(EXERCISE):
In the pull request thread below, what would be too painful of a performance penalty?

(GIVEN TEXT):
[AMDGPU] Optimize LDS DMA soft waitcnt #138802

kerbowa · 2025-05-07T05:09:38Z

This patch adds support for optimizing S_WAITCNT_VMCNT_LDS_DMA_soft
pseudo instructions by analyzing whether they can be removed based on
the absence of LDS DMA operations.

These optimizations are a precursor to a dependent patch where these
waitcnt pseudos will actually be emitted by the memory legalizer. Adding
the waitcnt in the memory model first without any optimization would be
too painful of a performance penalty.

kerbowa · 2025-05-07T05:09:54Z

[AMDGPU] Handle direct loads to LDS in memory model #142018
[AMDGPU] Optimize LDS DMA soft waitcnt #138802 👈 (View in Graphite)
main

This stack of pull requests is managed by Graphite. Learn more about stacking.

llvmbot · 2025-05-07T05:11:09Z

@llvm/pr-subscribers-backend-amdgpu

Author: Austin Kerbow (kerbowa)

(RAW DATA):
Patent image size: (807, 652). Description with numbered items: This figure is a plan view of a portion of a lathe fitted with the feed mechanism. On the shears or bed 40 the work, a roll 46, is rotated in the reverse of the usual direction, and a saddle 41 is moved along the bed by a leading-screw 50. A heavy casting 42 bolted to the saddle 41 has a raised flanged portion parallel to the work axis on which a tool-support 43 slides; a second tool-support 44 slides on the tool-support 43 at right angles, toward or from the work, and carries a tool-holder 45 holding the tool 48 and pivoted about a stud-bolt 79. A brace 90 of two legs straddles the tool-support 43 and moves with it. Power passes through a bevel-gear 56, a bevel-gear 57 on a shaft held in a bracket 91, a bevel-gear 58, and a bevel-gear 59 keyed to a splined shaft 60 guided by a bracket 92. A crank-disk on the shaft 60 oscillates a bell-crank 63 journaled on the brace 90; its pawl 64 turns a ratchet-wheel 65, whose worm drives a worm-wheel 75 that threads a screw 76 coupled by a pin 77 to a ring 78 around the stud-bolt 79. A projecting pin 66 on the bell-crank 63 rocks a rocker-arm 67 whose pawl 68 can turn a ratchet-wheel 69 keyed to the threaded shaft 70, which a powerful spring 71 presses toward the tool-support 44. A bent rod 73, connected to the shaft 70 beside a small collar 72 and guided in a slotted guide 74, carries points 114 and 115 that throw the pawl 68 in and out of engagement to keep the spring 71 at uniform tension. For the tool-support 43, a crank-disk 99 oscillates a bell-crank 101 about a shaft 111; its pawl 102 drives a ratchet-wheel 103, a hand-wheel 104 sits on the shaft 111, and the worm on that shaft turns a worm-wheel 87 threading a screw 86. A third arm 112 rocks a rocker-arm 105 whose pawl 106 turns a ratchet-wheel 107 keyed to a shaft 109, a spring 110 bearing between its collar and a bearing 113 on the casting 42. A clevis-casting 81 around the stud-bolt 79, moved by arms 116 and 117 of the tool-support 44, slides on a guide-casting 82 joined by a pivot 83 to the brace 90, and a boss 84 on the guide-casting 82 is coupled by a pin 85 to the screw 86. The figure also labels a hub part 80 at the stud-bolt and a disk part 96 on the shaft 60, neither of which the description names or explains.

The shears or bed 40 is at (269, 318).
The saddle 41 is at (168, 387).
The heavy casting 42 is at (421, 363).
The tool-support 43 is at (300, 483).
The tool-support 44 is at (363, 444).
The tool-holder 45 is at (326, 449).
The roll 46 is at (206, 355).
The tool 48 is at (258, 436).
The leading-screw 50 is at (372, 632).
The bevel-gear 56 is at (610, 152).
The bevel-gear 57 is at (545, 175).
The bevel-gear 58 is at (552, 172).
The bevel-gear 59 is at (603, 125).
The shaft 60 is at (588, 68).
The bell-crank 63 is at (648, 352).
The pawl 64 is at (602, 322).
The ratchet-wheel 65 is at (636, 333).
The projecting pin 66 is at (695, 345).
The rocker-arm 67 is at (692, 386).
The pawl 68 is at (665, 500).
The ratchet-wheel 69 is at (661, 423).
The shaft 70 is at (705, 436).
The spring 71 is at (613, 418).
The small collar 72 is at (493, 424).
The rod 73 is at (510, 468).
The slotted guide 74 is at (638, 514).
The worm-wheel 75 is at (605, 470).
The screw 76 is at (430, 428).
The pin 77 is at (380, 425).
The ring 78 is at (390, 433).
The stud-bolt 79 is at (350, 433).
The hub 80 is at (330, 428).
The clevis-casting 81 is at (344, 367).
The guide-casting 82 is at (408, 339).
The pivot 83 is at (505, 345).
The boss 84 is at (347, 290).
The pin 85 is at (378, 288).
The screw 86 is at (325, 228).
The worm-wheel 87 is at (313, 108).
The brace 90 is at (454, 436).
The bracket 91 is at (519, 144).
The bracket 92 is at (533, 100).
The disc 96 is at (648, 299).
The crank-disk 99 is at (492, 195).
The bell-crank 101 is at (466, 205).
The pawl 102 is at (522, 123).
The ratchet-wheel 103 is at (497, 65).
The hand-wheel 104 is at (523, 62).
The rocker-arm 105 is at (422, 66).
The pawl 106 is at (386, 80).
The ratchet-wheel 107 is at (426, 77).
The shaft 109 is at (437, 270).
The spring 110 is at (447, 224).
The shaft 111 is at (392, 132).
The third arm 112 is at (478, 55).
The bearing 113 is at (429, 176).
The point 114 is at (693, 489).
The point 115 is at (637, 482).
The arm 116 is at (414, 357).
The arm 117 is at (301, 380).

(SOLUTION TO THIS PROBLEM):
Adding the waitcnt in the memory model first without any optimization.